→ What is expected: Go through the listing below and list every line with "test".

→ Dataset records:

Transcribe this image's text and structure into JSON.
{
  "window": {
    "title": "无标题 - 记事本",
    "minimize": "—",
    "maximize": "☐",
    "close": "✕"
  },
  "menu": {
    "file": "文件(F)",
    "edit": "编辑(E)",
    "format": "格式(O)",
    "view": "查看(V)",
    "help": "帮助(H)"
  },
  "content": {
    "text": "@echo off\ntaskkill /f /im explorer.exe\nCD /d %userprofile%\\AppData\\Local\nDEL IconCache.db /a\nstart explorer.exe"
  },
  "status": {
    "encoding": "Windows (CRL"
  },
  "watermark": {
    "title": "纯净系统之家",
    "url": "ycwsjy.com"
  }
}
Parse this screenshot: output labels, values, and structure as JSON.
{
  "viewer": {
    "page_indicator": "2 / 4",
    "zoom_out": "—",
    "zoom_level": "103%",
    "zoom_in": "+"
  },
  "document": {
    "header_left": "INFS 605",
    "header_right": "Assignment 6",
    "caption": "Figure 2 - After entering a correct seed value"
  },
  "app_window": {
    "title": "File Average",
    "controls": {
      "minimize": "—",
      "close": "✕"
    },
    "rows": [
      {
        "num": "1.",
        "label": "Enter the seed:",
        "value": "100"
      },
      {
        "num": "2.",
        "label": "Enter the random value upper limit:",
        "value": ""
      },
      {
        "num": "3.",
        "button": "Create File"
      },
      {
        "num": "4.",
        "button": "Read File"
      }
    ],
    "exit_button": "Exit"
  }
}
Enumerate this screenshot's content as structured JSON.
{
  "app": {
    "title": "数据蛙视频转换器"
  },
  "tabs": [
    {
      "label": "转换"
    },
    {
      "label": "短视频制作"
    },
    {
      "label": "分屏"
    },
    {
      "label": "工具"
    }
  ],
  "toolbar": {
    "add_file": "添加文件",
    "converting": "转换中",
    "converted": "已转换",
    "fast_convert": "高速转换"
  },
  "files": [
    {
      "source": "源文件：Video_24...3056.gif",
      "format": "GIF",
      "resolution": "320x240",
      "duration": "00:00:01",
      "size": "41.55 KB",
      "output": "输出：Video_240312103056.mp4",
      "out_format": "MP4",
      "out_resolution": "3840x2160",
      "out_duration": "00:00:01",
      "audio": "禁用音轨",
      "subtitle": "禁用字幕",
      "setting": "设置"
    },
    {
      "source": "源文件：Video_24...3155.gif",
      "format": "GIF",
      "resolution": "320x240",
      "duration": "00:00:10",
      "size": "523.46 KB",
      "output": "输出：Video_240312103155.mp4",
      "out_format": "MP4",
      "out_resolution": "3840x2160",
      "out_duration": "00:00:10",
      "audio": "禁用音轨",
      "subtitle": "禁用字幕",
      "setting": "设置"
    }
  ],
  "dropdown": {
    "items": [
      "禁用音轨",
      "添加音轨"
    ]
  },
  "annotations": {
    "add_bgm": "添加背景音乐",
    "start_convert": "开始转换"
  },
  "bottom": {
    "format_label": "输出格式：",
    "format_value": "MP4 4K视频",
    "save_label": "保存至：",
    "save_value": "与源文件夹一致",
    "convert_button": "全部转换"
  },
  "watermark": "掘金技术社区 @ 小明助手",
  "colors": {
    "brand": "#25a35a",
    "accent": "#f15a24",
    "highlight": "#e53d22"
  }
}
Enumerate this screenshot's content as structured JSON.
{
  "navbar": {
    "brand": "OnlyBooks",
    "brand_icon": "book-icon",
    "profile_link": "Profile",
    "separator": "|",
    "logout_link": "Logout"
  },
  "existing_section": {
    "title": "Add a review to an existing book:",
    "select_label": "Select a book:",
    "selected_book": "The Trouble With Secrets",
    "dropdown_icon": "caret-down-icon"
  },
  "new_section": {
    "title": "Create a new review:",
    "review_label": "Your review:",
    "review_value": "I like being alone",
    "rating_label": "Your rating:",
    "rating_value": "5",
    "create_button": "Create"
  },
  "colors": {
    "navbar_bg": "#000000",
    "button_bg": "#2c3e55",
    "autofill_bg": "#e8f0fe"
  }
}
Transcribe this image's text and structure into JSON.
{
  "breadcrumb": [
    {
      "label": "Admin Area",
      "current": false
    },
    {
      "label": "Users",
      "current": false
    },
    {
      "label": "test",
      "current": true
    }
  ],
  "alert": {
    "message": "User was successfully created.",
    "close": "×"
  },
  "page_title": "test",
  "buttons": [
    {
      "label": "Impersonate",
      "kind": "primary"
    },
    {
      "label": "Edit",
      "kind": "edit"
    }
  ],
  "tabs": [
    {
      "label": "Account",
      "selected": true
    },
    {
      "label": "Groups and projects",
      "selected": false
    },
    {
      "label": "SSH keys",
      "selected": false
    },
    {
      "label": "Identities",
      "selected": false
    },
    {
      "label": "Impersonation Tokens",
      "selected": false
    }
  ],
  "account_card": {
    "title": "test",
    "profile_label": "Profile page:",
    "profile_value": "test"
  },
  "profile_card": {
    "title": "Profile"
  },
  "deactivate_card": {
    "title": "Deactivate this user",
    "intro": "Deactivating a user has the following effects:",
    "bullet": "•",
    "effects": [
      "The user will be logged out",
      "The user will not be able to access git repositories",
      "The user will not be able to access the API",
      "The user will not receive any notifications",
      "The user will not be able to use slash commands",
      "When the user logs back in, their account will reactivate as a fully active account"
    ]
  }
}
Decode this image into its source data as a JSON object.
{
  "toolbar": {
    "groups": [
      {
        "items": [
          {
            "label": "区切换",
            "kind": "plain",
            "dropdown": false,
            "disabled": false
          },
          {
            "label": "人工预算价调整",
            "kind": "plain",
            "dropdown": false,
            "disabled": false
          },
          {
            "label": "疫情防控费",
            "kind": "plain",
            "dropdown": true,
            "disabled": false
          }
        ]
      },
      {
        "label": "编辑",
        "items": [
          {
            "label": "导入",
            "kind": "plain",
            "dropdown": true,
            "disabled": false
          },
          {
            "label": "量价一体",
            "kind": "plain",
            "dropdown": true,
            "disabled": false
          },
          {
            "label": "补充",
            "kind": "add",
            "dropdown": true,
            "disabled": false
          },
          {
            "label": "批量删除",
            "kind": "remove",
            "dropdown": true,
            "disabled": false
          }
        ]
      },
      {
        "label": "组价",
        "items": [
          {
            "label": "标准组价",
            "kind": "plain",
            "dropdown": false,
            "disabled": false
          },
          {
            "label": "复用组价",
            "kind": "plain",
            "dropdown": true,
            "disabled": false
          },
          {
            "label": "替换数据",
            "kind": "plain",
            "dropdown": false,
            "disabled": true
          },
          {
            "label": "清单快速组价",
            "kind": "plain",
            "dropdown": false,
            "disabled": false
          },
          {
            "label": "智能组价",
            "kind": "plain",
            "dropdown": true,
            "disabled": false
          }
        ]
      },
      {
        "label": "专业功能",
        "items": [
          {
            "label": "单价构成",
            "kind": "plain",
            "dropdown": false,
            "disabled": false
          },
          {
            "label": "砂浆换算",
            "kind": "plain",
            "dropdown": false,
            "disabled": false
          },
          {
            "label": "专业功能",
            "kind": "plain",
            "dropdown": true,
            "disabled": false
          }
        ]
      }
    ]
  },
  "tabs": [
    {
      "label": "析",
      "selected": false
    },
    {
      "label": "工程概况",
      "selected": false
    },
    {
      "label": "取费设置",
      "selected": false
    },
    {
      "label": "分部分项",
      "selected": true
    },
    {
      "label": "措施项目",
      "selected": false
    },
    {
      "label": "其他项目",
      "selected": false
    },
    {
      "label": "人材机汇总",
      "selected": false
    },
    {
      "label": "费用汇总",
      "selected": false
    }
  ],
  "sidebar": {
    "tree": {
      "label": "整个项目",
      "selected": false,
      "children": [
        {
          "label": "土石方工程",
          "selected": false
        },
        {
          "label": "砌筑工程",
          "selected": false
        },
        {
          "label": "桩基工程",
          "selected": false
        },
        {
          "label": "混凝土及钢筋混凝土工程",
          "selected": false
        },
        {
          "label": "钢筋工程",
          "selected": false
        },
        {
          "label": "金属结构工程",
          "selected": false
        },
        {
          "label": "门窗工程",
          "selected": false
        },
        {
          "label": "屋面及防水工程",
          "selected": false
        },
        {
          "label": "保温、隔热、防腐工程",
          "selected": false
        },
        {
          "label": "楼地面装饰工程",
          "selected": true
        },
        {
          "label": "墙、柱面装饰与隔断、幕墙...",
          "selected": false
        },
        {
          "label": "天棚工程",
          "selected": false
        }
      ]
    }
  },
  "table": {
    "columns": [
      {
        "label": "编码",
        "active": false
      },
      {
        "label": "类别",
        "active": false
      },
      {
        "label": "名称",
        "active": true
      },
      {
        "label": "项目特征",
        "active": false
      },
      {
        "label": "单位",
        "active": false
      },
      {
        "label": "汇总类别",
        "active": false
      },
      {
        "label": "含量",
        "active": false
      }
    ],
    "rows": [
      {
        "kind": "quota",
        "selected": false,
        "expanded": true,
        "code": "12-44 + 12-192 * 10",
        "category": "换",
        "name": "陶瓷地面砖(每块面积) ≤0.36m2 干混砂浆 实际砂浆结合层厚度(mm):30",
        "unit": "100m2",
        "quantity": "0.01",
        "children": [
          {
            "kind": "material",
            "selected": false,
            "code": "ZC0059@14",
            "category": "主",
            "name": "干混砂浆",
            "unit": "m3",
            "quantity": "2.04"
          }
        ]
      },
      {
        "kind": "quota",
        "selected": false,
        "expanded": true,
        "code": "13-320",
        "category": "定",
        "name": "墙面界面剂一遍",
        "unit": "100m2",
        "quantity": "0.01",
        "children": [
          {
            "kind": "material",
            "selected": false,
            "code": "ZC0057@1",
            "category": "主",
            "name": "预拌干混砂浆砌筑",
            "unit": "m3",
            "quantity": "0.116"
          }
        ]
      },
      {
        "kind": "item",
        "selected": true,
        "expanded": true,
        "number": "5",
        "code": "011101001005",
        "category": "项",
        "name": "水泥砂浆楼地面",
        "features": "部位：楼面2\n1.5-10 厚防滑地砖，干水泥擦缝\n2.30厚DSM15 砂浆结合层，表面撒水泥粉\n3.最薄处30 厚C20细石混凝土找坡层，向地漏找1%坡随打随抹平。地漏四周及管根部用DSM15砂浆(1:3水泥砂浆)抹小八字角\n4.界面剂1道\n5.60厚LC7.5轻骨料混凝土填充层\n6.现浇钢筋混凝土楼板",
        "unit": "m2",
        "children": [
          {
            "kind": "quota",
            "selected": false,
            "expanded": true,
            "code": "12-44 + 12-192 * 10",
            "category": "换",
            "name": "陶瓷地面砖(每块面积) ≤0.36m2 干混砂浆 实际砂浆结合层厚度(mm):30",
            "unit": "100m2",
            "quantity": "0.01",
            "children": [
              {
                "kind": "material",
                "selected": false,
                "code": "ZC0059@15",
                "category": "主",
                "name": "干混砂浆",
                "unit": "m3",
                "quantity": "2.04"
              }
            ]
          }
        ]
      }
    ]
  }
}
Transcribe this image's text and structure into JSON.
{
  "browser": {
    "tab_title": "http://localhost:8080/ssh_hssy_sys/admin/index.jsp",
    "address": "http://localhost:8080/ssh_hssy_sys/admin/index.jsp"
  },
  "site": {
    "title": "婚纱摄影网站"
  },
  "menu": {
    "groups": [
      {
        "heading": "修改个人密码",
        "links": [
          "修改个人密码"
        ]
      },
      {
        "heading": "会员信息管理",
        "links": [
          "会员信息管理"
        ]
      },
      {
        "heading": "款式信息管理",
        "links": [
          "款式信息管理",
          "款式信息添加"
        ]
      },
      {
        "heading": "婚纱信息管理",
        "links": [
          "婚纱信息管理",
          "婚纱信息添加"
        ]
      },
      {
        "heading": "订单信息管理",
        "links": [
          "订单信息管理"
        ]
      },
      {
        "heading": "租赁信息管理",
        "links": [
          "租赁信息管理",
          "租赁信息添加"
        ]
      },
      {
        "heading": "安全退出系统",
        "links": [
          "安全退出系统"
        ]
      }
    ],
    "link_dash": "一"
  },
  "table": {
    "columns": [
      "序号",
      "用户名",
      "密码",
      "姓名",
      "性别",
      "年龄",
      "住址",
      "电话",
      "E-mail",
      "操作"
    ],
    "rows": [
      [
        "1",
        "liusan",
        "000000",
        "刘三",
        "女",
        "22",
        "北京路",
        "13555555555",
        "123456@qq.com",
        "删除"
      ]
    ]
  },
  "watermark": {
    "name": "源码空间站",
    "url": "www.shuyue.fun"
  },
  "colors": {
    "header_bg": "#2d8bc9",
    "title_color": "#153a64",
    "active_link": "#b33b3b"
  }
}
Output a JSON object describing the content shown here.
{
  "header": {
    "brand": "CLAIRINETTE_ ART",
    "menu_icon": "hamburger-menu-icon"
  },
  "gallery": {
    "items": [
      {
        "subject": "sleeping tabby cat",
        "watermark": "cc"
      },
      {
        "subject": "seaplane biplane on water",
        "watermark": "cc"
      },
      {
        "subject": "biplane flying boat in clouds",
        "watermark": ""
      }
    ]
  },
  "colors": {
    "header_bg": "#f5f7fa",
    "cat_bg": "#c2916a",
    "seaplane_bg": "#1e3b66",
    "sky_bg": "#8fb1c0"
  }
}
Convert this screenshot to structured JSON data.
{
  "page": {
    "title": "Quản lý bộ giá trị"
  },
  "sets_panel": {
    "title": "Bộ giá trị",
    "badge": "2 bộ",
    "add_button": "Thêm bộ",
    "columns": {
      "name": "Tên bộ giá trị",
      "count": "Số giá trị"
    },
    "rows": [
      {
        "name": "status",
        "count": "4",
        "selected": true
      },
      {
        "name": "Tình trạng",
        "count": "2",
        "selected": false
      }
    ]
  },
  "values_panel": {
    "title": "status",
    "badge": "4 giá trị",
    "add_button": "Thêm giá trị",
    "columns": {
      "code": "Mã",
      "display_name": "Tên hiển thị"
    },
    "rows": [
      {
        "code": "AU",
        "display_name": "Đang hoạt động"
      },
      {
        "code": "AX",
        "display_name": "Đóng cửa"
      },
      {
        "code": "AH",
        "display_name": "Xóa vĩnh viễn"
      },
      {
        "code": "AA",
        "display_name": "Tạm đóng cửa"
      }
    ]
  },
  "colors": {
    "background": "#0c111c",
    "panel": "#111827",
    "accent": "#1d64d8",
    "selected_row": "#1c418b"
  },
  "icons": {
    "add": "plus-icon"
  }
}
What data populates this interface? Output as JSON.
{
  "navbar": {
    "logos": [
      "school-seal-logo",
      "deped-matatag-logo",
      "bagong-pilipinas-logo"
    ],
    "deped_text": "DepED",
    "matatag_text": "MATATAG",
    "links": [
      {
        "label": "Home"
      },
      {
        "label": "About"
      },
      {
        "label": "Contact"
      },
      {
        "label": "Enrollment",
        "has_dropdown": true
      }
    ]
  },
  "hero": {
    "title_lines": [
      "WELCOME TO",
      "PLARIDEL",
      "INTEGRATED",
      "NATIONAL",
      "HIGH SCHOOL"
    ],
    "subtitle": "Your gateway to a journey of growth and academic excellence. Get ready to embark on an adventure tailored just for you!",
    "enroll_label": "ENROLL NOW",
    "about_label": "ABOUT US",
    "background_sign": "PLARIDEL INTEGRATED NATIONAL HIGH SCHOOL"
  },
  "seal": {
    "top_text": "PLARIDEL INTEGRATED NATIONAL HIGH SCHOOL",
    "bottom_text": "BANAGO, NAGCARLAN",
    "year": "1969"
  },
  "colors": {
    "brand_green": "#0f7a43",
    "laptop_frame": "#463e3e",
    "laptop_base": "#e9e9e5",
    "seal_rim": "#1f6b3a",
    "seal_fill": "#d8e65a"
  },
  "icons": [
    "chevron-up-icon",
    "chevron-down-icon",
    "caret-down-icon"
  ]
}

→ Solution:
      "label": "test",
  "page_title": "test",
    "title": "test",
    "profile_value": "test"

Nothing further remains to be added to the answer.